Below is the data. Give it again, complete and exact.

(Record list)
--------------------------------

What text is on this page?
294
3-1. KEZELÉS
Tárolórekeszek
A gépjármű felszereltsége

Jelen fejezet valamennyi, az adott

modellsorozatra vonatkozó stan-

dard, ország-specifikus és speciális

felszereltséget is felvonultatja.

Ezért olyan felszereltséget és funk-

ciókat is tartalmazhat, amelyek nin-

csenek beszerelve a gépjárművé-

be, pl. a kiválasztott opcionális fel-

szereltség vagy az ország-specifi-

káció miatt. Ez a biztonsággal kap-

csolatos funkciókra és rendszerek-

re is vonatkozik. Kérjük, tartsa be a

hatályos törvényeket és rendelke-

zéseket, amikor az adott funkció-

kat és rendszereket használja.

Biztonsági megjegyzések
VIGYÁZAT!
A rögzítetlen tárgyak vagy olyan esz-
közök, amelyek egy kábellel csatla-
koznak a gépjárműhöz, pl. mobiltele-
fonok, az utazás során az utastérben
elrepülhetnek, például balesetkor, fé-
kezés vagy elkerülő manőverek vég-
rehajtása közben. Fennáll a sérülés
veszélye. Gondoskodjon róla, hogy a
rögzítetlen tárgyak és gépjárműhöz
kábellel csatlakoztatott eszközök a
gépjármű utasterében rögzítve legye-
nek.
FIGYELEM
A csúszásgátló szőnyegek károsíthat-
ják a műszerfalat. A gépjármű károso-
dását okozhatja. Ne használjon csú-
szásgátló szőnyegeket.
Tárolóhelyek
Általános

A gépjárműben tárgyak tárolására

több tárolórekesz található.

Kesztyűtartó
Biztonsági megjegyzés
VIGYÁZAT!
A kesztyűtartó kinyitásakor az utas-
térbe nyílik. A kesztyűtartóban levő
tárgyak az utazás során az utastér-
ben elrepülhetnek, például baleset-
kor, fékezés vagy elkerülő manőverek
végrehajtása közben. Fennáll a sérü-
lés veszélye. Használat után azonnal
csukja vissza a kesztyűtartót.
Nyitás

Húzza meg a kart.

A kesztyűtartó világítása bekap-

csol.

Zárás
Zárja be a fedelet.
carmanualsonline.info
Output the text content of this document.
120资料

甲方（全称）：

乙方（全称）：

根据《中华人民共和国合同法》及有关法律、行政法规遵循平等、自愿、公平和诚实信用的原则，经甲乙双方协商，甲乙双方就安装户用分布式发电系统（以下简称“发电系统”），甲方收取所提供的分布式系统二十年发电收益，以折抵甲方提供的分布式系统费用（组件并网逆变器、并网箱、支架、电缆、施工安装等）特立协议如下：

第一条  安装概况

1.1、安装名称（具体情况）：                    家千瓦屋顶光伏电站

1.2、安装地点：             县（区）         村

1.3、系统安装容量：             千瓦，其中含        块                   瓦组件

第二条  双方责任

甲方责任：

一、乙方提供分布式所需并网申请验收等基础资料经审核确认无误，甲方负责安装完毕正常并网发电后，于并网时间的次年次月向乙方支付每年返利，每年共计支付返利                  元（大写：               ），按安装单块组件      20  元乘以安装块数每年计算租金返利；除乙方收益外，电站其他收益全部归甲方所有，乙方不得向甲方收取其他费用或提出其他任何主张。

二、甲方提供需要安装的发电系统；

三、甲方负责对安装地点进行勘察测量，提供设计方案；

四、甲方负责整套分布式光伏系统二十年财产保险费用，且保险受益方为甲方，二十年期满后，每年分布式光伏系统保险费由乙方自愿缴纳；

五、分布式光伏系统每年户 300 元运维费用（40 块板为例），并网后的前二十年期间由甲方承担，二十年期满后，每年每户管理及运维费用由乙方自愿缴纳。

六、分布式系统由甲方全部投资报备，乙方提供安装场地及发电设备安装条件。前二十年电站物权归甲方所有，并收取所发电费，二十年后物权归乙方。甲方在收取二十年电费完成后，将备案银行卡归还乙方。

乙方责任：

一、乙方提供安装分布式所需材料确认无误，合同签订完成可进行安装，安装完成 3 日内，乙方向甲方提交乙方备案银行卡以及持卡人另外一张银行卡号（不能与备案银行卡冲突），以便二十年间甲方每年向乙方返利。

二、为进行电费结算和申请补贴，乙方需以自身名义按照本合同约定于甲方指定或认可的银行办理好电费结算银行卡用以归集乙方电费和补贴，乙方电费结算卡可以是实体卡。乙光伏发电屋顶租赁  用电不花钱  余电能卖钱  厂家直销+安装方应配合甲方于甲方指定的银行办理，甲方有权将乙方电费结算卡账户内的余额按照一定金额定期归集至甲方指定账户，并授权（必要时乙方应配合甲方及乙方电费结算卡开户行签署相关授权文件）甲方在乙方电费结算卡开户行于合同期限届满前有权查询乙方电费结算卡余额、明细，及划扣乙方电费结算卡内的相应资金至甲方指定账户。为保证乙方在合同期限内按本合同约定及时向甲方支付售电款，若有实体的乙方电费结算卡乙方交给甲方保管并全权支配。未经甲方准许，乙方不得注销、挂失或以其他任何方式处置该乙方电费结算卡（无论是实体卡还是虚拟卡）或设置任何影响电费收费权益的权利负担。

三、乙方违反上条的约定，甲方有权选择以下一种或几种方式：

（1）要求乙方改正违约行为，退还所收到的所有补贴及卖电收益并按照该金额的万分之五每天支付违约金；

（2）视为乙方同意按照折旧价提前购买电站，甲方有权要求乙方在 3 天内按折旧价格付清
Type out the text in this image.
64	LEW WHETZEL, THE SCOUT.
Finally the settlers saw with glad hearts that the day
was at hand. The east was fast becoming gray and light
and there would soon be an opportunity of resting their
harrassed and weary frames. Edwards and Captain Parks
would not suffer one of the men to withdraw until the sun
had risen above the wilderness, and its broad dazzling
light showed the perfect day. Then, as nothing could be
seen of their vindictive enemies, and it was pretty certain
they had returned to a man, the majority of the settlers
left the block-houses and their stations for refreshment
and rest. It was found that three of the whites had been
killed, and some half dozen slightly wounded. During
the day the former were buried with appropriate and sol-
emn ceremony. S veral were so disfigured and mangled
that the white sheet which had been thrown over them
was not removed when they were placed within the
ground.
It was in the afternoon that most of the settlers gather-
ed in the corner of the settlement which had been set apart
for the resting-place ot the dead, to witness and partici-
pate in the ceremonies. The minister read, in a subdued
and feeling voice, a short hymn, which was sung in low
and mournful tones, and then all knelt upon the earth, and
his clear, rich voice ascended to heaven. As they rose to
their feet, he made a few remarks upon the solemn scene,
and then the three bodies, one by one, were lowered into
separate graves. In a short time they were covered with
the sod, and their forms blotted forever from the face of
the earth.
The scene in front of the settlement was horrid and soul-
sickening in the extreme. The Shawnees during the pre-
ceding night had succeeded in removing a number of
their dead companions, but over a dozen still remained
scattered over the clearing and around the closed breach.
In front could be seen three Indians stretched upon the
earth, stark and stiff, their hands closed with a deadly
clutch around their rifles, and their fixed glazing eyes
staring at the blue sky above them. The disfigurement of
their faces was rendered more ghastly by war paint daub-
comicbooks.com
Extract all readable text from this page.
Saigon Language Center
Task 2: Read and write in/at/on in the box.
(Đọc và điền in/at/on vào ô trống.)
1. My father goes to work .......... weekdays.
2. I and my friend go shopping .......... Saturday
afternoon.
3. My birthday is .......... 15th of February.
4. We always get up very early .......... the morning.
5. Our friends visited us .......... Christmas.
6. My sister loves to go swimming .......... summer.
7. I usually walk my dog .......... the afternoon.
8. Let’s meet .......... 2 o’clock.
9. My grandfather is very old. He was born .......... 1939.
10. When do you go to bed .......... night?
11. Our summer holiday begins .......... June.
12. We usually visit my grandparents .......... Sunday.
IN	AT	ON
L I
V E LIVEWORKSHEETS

--------------------------------

(Task result)
What text is on this page?
294
3-1. KEZELÉS
Tárolórekeszek
A gépjármű felszereltsége

Jelen fejezet valamennyi, az adott

modellsorozatra vonatkozó stan-

dard, ország-specifikus és speciális

felszereltséget is felvonultatja.

Ezért olyan felszereltséget és funk-

ciókat is tartalmazhat, amelyek nin-

csenek beszerelve a gépjárművé-

be, pl. a kiválasztott opcionális fel-

szereltség vagy az ország-specifi-

káció miatt. Ez a biztonsággal kap-

csolatos funkciókra és rendszerek-

re is vonatkozik. Kérjük, tartsa be a

hatályos törvényeket és rendelke-

zéseket, amikor az adott funkció-

kat és rendszereket használja.

Biztonsági megjegyzések
VIGYÁZAT!
A rögzítetlen tárgyak vagy olyan esz-
közök, amelyek egy kábellel csatla-
koznak a gépjárműhöz, pl. mobiltele-
fonok, az utazás során az utastérben
elrepülhetnek, például balesetkor, fé-
kezés vagy elkerülő manőverek vég-
rehajtása közben. Fennáll a sérülés
veszélye. Gondoskodjon róla, hogy a
rögzítetlen tárgyak és gépjárműhöz
kábellel csatlakoztatott eszközök a
gépjármű utasterében rögzítve legye-
nek.
FIGYELEM
A csúszásgátló szőnyegek károsíthat-
ják a műszerfalat. A gépjármű károso-
dását okozhatja. Ne használjon csú-
szásgátló szőnyegeket.
Tárolóhelyek
Általános

A gépjárműben tárgyak tárolására

több tárolórekesz található.

Kesztyűtartó
Biztonsági megjegyzés
VIGYÁZAT!
A kesztyűtartó kinyitásakor az utas-
térbe nyílik. A kesztyűtartóban levő
tárgyak az utazás során az utastér-
ben elrepülhetnek, például baleset-
kor, fékezés vagy elkerülő manőverek
végrehajtása közben. Fennáll a sérü-
lés veszélye. Használat után azonnal
csukja vissza a kesztyűtartót.
Nyitás

Húzza meg a kart.

A kesztyűtartó világítása bekap-

csol.

Zárás
Zárja be a fedelet.
carmanualsonline.info
Output the text content of this document.
120资料

甲方（全称）：

乙方（全称）：

根据《中华人民共和国合同法》及有关法律、行政法规遵循平等、自愿、公平和诚实信用的原则，经甲乙双方协商，甲乙双方就安装户用分布式发电系统（以下简称“发电系统”），甲方收取所提供的分布式系统二十年发电收益，以折抵甲方提供的分布式系统费用（组件并网逆变器、并网箱、支架、电缆、施工安装等）特立协议如下：

第一条  安装概况

1.1、安装名称（具体情况）：                    家千瓦屋顶光伏电站

1.2、安装地点：             县（区）         村

1.3、系统安装容量：             千瓦，其中含        块                   瓦组件

第二条  双方责任

甲方责任：

一、乙方提供分布式所需并网申请验收等基础资料经审核确认无误，甲方负责安装完毕正常并网发电后，于并网时间的次年次月向乙方支付每年返利，每年共计支付返利                  元（大写：               ），按安装单块组件      20  元乘以安装块数每年计算租金返利；除乙方收益外，电站其他收益全部归甲方所有，乙方不得向甲方收取其他费用或提出其他任何主张。

二、甲方提供需要安装的发电系统；

三、甲方负责对安装地点进行勘察测量，提供设计方案；

四、甲方负责整套分布式光伏系统二十年财产保险费用，且保险受益方为甲方，二十年期满后，每年分布式光伏系统保险费由乙方自愿缴纳；

五、分布式光伏系统每年户 300 元运维费用（40 块板为例），并网后的前二十年期间由甲方承担，二十年期满后，每年每户管理及运维费用由乙方自愿缴纳。

六、分布式系统由甲方全部投资报备，乙方提供安装场地及发电设备安装条件。前二十年电站物权归甲方所有，并收取所发电费，二十年后物权归乙方。甲方在收取二十年电费完成后，将备案银行卡归还乙方。

乙方责任：

一、乙方提供安装分布式所需材料确认无误，合同签订完成可进行安装，安装完成 3 日内，乙方向甲方提交乙方备案银行卡以及持卡人另外一张银行卡号（不能与备案银行卡冲突），以便二十年间甲方每年向乙方返利。

二、为进行电费结算和申请补贴，乙方需以自身名义按照本合同约定于甲方指定或认可的银行办理好电费结算银行卡用以归集乙方电费和补贴，乙方电费结算卡可以是实体卡。乙光伏发电屋顶租赁  用电不花钱  余电能卖钱  厂家直销+安装方应配合甲方于甲方指定的银行办理，甲方有权将乙方电费结算卡账户内的余额按照一定金额定期归集至甲方指定账户，并授权（必要时乙方应配合甲方及乙方电费结算卡开户行签署相关授权文件）甲方在乙方电费结算卡开户行于合同期限届满前有权查询乙方电费结算卡余额、明细，及划扣乙方电费结算卡内的相应资金至甲方指定账户。为保证乙方在合同期限内按本合同约定及时向甲方支付售电款，若有实体的乙方电费结算卡乙方交给甲方保管并全权支配。未经甲方准许，乙方不得注销、挂失或以其他任何方式处置该乙方电费结算卡（无论是实体卡还是虚拟卡）或设置任何影响电费收费权益的权利负担。

三、乙方违反上条的约定，甲方有权选择以下一种或几种方式：

（1）要求乙方改正违约行为，退还所收到的所有补贴及卖电收益并按照该金额的万分之五每天支付违约金；

（2）视为乙方同意按照折旧价提前购买电站，甲方有权要求乙方在 3 天内按折旧价格付清
Type out the text in this image.
64	LEW WHETZEL, THE SCOUT.
Finally the settlers saw with glad hearts that the day
was at hand. The east was fast becoming gray and light
and there would soon be an opportunity of resting their
harrassed and weary frames. Edwards and Captain Parks
would not suffer one of the men to withdraw until the sun
had risen above the wilderness, and its broad dazzling
light showed the perfect day. Then, as nothing could be
seen of their vindictive enemies, and it was pretty certain
they had returned to a man, the majority of the settlers
left the block-houses and their stations for refreshment
and rest. It was found that three of the whites had been
killed, and some half dozen slightly wounded. During
the day the former were buried with appropriate and sol-
emn ceremony. S veral were so disfigured and mangled
that the white sheet which had been thrown over them
was not removed when they were placed within the
ground.
It was in the afternoon that most of the settlers gather-
ed in the corner of the settlement which had been set apart
for the resting-place ot the dead, to witness and partici-
pate in the ceremonies. The minister read, in a subdued
and feeling voice, a short hymn, which was sung in low
and mournful tones, and then all knelt upon the earth, and
his clear, rich voice ascended to heaven. As they rose to
their feet, he made a few remarks upon the solemn scene,
and then the three bodies, one by one, were lowered into
separate graves. In a short time they were covered with
the sod, and their forms blotted forever from the face of
the earth.
The scene in front of the settlement was horrid and soul-
sickening in the extreme. The Shawnees during the pre-
ceding night had succeeded in removing a number of
their dead companions, but over a dozen still remained
scattered over the clearing and around the closed breach.
In front could be seen three Indians stretched upon the
earth, stark and stiff, their hands closed with a deadly
clutch around their rifles, and their fixed glazing eyes
staring at the blue sky above them. The disfigurement of
their faces was rendered more ghastly by war paint daub-
comicbooks.com
Extract all readable text from this page.
Saigon Language Center
Task 2: Read and write in/at/on in the box.
(Đọc và điền in/at/on vào ô trống.)
1. My father goes to work .......... weekdays.
2. I and my friend go shopping .......... Saturday
afternoon.
3. My birthday is .......... 15th of February.
4. We always get up very early .......... the morning.
5. Our friends visited us .......... Christmas.
6. My sister loves to go swimming .......... summer.
7. I usually walk my dog .......... the afternoon.
8. Let’s meet .......... 2 o’clock.
9. My grandfather is very old. He was born .......... 1939.
10. When do you go to bed .......... night?
11. Our summer holiday begins .......... June.
12. We usually visit my grandparents .......... Sunday.
IN	AT	ON
L I
V E LIVEWORKSHEETS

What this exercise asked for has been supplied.